▸ **PROVIDED MATERIAL**:
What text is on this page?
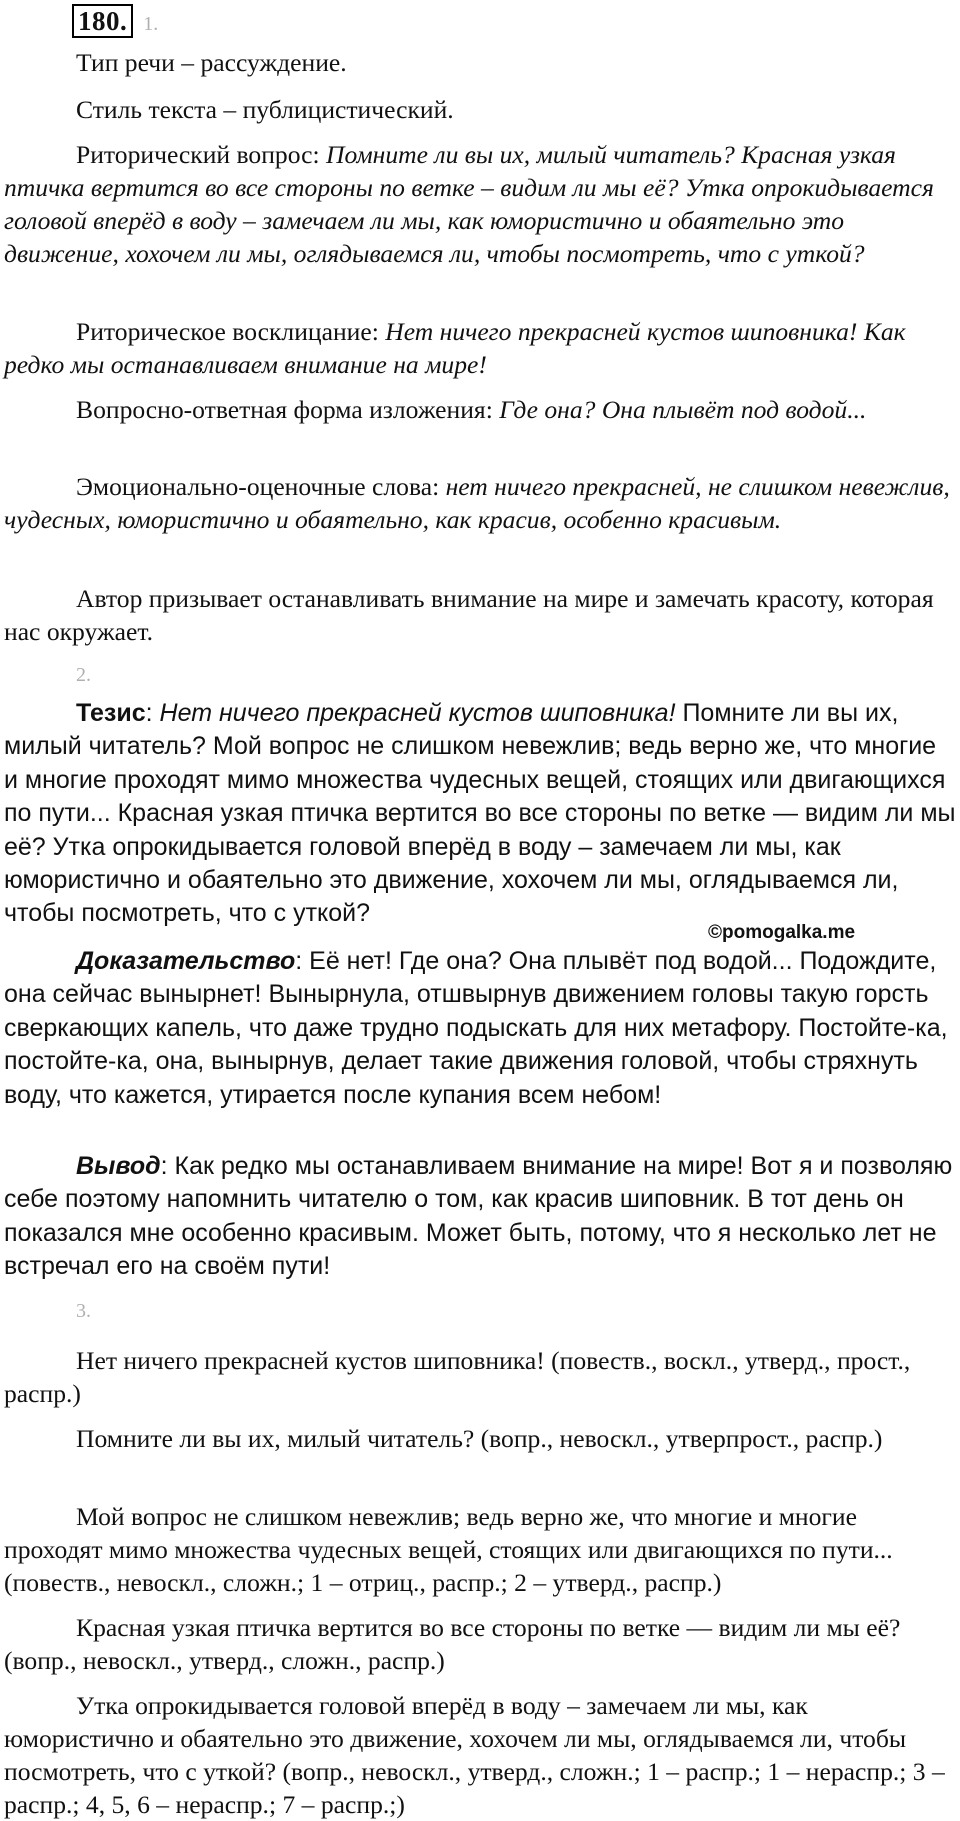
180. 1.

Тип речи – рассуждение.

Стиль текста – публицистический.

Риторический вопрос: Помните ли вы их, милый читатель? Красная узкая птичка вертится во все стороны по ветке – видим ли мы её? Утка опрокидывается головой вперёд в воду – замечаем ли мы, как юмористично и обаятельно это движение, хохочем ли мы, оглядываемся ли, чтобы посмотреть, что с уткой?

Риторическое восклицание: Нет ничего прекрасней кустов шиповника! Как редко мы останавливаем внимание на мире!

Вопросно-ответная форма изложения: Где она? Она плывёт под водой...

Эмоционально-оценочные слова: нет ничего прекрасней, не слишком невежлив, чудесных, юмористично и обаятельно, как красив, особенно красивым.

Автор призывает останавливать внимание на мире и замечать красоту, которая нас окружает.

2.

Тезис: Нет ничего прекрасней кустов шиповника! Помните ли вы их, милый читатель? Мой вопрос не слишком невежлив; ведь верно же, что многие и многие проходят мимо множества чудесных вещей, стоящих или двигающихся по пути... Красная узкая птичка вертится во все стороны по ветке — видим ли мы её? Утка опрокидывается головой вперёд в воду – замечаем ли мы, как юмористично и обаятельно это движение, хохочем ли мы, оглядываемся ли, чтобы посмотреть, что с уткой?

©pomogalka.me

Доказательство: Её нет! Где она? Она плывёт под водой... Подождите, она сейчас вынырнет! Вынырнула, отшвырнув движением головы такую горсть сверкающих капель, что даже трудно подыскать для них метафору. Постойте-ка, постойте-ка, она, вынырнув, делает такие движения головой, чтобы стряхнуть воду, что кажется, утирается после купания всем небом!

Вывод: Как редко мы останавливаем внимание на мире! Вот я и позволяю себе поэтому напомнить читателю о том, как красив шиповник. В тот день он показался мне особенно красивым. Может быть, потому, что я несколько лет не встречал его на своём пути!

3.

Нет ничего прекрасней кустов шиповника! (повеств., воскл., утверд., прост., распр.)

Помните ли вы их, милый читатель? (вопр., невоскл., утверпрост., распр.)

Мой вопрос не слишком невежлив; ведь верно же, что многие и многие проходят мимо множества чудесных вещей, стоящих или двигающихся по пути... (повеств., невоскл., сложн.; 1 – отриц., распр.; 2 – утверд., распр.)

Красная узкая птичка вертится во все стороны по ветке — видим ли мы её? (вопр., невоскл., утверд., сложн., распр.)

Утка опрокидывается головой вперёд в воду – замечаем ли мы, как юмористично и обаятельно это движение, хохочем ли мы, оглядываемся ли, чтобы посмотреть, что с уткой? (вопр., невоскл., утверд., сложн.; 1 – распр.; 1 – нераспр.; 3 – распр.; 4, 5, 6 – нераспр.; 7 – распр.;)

▸ **WHAT YOU WILL DO**: Count how many lines above carry the word "невежлив". Only the number is required.

▸ **SOLUTION TO THE EXERCISE**: 3